- Goal:
Copy out the records from the line containing "- staticText: Wi-Fi: [17, 94, 34, 104]" through the line containing "- staticText: 05:30: [13, 9, 77, 43]", both included, character for character.

- Exercise input:

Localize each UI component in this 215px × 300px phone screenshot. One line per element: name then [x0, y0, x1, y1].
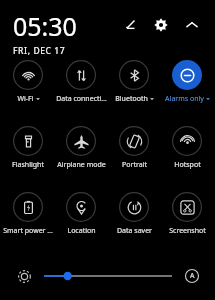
- staticText: Wi-Fi: [17, 94, 34, 104]
- button[interactable]: Collapse: [179, 12, 205, 38]
- staticText: Data connecti…: [56, 94, 107, 104]
- staticText: Bluetooth: [115, 94, 148, 104]
- button[interactable]: Auto brightness: [182, 266, 202, 286]
- button[interactable]: [44, 269, 172, 283]
- button[interactable]: Wi-Fi: [2, 60, 54, 104]
- button[interactable]: Portrait: [108, 126, 160, 170]
- staticText: 05:30: [13, 9, 77, 43]
- button[interactable]: Location: [55, 192, 107, 236]
- button[interactable]: Smart power …: [2, 192, 54, 236]
- staticText: Flashlight: [12, 160, 44, 170]
- button[interactable]: Alarms only: [161, 60, 213, 104]
- button[interactable]: Screenshot: [161, 192, 213, 236]
- staticText: A: [190, 271, 195, 281]
- button[interactable]: Data saver: [108, 192, 160, 236]
- staticText: Screenshot: [169, 226, 206, 236]
- staticText: Airplane mode: [57, 160, 106, 170]
- button[interactable]: Bluetooth: [108, 60, 160, 104]
- button[interactable]: Brightness: [13, 265, 35, 287]
- button[interactable]: Edit: [117, 12, 143, 38]
- staticText: Hotspot: [174, 160, 201, 170]
- staticText: FRI, DEC 17: [13, 45, 66, 57]
- staticText: Data saver: [117, 226, 152, 236]
- button[interactable]: Settings: [148, 12, 174, 38]
- button[interactable]: Hotspot: [161, 126, 213, 170]
- button[interactable]: Data connecti…: [55, 60, 107, 104]
- button[interactable]: Airplane mode: [55, 126, 107, 170]
- staticText: Alarms only: [165, 94, 204, 104]
- staticText: Smart power …: [3, 226, 53, 236]
- staticText: Location: [67, 226, 96, 236]
- staticText: Portrait: [122, 160, 147, 170]
- button[interactable]: Flashlight: [2, 126, 54, 170]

- Full solution:
- staticText: Wi-Fi: [17, 94, 34, 104]
- button[interactable]: Collapse: [179, 12, 205, 38]
- staticText: Data connecti…: [56, 94, 107, 104]
- staticText: Bluetooth: [115, 94, 148, 104]
- button[interactable]: Auto brightness: [182, 266, 202, 286]
- button[interactable]: [44, 269, 172, 283]
- button[interactable]: Wi-Fi: [2, 60, 54, 104]
- button[interactable]: Portrait: [108, 126, 160, 170]
- staticText: 05:30: [13, 9, 77, 43]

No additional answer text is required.